--- begin Stored records ---

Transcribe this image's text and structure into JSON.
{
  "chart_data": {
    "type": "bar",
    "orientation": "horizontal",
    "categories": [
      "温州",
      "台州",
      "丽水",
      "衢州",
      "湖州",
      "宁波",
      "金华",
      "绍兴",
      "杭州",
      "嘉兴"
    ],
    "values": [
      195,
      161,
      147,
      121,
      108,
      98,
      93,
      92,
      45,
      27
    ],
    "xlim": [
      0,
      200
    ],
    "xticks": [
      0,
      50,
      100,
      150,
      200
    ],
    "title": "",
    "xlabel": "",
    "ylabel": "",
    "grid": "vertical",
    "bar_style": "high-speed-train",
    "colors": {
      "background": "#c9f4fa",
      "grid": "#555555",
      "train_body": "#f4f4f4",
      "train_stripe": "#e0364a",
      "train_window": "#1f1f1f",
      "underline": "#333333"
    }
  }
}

--- end Stored records ---

• Requirement
Write every entry out again exactly.

• Result below
Transcribe this image's text and structure into JSON.
{
  "chart_data": {
    "type": "bar",
    "orientation": "horizontal",
    "categories": [
      "温州",
      "台州",
      "丽水",
      "衢州",
      "湖州",
      "宁波",
      "金华",
      "绍兴",
      "杭州",
      "嘉兴"
    ],
    "values": [
      195,
      161,
      147,
      121,
      108,
      98,
      93,
      92,
      45,
      27
    ],
    "xlim": [
      0,
      200
    ],
    "xticks": [
      0,
      50,
      100,
      150,
      200
    ],
    "title": "",
    "xlabel": "",
    "ylabel": "",
    "grid": "vertical",
    "bar_style": "high-speed-train",
    "colors": {
      "background": "#c9f4fa",
      "grid": "#555555",
      "train_body": "#f4f4f4",
      "train_stripe": "#e0364a",
      "train_window": "#1f1f1f",
      "underline": "#333333"
    }
  }
}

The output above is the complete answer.